Work required >>
Filter the lines below, copying only those with the string "JSON".

Chart and figure data
# # # # #

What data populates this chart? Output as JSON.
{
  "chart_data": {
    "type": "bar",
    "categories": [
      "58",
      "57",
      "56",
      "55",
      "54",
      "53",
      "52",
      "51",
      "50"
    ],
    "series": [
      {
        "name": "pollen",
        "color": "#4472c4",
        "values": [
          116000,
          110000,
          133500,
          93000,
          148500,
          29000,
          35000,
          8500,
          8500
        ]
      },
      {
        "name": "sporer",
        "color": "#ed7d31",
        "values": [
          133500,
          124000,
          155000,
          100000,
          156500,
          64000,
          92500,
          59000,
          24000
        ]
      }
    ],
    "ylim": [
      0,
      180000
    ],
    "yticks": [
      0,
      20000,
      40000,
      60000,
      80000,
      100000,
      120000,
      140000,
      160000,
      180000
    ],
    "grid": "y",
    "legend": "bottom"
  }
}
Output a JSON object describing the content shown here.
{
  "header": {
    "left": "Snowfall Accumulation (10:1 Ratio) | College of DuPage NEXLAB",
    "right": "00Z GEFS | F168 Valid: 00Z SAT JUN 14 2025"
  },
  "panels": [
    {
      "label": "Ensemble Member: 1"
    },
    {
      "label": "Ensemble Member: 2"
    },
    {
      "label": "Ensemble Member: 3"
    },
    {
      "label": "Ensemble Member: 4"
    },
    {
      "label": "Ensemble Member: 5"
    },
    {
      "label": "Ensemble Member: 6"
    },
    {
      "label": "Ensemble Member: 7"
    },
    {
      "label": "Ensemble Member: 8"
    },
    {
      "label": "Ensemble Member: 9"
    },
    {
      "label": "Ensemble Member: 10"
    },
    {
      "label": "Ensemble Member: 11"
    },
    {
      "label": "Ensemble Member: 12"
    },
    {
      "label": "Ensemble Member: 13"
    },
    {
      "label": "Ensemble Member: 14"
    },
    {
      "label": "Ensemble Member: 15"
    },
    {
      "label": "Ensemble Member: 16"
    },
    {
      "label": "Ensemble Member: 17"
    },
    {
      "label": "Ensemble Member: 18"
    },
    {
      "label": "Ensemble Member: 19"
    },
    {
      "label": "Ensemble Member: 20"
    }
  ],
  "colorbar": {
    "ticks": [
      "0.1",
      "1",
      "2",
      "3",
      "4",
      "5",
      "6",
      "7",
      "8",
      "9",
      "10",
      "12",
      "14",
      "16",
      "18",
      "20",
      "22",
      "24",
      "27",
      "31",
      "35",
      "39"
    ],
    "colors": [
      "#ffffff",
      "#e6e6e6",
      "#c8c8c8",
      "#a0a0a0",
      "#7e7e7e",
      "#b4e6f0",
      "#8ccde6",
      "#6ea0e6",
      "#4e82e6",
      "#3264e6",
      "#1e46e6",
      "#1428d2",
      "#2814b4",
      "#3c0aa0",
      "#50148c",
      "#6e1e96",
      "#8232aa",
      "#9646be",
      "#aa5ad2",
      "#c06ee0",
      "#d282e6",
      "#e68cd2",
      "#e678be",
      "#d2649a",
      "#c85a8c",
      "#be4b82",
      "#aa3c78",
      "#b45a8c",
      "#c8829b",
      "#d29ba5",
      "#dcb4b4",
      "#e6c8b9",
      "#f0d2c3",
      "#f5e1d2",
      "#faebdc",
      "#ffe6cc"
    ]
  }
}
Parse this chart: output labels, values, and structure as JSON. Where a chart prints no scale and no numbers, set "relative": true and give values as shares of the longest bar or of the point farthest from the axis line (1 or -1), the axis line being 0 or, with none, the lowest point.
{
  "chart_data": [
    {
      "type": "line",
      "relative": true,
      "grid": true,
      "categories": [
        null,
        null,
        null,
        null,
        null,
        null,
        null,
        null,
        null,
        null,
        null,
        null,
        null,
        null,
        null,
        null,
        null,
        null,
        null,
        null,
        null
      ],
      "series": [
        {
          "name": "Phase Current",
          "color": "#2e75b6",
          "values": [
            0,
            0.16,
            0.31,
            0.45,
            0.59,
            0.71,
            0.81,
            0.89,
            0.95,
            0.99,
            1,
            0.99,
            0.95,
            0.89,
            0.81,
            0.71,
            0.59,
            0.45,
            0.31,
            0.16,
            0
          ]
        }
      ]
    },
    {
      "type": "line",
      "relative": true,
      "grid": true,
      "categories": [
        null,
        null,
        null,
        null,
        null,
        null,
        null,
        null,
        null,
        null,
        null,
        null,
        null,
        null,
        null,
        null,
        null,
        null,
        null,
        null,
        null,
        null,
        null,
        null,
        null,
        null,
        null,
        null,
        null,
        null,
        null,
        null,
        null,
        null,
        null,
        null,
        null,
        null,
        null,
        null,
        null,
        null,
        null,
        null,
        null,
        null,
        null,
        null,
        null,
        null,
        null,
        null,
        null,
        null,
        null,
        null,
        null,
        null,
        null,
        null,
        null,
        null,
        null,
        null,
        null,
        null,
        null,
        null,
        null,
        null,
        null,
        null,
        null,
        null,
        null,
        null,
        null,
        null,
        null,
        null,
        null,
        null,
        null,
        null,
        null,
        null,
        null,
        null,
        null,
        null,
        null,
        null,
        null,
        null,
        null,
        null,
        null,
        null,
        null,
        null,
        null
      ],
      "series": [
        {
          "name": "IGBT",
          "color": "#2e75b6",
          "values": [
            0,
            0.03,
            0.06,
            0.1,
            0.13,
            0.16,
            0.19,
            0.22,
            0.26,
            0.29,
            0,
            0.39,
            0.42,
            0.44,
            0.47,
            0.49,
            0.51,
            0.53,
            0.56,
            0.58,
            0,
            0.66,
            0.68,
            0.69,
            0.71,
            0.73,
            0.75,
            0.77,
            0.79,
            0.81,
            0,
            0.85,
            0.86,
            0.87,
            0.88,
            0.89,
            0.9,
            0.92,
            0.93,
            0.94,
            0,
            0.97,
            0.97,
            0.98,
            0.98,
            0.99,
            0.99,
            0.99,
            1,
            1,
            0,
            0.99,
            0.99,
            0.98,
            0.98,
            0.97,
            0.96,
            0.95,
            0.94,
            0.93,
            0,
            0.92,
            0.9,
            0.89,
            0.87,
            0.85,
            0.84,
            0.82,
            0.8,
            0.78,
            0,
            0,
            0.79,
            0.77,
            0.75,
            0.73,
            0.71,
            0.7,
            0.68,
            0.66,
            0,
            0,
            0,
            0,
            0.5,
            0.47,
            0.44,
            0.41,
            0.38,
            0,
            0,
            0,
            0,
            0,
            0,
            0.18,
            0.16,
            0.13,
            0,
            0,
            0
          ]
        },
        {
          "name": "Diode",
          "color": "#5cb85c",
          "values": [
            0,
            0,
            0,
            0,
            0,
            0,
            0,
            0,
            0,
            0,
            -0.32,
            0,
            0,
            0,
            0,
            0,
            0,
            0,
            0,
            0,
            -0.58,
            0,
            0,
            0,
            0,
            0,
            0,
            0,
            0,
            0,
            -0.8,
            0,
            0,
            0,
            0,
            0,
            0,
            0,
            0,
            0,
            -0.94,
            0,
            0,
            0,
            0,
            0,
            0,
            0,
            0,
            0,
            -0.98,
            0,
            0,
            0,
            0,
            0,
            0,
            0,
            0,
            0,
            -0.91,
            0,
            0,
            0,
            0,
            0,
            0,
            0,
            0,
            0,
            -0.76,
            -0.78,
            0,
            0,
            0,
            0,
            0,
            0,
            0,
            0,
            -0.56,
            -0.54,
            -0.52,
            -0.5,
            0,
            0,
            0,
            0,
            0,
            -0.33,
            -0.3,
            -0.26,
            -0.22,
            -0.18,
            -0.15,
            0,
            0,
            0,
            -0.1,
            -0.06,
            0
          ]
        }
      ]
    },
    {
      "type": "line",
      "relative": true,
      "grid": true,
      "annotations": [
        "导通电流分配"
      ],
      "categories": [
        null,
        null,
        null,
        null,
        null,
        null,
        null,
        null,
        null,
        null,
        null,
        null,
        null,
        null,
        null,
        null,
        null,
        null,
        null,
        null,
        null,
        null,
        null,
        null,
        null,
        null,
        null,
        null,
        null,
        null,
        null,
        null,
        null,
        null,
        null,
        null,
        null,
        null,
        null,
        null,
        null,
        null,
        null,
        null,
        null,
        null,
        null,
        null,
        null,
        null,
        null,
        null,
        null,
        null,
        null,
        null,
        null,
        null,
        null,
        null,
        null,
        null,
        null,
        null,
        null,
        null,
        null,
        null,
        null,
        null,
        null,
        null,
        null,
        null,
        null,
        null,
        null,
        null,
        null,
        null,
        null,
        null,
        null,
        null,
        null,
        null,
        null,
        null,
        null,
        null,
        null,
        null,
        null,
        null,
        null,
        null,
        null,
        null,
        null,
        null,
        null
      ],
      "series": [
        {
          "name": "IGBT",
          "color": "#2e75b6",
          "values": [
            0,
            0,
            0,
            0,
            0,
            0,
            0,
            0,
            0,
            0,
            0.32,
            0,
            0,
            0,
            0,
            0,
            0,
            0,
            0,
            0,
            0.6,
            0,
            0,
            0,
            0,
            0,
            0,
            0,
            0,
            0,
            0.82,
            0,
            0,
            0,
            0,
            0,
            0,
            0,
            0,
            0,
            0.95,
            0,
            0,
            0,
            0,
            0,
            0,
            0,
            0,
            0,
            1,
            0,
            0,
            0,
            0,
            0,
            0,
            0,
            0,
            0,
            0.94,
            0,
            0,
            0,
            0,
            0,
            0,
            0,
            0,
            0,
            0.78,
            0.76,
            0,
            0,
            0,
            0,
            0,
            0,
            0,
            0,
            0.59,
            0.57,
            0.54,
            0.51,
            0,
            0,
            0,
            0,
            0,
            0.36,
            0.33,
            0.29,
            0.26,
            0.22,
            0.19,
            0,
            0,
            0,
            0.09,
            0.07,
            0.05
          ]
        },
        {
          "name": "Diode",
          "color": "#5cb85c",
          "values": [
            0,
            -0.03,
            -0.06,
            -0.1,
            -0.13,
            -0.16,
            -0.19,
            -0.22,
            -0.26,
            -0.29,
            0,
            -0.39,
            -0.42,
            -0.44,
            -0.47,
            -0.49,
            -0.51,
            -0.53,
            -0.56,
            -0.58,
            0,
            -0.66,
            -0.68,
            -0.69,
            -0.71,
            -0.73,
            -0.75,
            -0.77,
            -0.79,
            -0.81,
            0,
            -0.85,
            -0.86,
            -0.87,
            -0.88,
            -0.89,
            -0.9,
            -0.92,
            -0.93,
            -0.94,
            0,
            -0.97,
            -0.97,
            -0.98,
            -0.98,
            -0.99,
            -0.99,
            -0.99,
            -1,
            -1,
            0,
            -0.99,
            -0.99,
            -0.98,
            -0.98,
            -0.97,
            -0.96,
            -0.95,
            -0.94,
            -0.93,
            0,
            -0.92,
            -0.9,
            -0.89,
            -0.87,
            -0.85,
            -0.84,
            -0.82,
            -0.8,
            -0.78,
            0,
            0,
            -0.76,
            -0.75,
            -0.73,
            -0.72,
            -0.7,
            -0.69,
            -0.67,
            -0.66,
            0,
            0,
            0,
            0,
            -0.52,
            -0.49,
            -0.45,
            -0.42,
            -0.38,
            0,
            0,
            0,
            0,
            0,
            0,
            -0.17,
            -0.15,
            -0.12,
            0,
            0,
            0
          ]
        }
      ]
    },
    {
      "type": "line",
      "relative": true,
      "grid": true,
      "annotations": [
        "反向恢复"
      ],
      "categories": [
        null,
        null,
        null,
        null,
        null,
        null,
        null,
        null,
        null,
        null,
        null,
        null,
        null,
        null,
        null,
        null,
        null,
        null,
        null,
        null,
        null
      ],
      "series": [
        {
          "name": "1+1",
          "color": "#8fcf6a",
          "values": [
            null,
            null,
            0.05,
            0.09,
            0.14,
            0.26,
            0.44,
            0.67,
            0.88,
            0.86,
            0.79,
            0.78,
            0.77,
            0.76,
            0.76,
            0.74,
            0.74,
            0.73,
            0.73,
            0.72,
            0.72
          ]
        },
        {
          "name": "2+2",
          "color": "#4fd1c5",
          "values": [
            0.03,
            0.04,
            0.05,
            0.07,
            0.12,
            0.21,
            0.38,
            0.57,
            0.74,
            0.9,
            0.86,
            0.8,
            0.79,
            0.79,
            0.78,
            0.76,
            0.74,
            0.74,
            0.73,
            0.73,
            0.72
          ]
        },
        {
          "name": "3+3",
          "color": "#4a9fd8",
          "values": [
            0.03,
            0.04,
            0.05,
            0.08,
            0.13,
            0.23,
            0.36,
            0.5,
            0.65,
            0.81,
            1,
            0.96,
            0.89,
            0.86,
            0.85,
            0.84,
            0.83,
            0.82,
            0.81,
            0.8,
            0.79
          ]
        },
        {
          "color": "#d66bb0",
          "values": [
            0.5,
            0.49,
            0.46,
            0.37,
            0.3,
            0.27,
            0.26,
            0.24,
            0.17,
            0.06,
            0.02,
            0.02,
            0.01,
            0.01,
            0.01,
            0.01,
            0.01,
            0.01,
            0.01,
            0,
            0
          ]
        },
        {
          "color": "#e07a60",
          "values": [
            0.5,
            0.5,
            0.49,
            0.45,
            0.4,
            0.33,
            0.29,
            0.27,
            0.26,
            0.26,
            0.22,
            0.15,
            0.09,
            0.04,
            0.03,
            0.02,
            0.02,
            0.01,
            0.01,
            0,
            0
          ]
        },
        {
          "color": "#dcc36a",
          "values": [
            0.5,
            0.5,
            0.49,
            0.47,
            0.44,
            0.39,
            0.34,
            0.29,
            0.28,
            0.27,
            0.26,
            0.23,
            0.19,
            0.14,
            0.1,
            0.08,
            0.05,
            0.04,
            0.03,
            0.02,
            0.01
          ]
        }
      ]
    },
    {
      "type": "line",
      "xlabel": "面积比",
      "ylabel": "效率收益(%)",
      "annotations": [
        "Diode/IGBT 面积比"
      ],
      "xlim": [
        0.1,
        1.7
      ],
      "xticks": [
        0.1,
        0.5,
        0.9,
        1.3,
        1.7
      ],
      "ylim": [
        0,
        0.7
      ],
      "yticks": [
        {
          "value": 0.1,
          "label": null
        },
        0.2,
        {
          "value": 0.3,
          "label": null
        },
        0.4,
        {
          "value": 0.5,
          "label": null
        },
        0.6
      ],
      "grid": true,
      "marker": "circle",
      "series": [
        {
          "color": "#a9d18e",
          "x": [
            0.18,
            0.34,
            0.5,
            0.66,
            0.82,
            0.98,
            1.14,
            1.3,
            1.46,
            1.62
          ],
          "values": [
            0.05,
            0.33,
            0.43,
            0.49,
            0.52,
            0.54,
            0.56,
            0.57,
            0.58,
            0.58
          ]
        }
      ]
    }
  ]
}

# # # # #

Result of the exercise >>
What data populates this chart? Output as JSON.
Output a JSON object describing the content shown here.
Parse this chart: output labels, values, and structure as JSON. Where a chart prints no scale and no numbers, set "relative": true and give values as shares of the longest bar or of the point farthest from the axis line (1 or -1), the axis line being 0 or, with none, the lowest point.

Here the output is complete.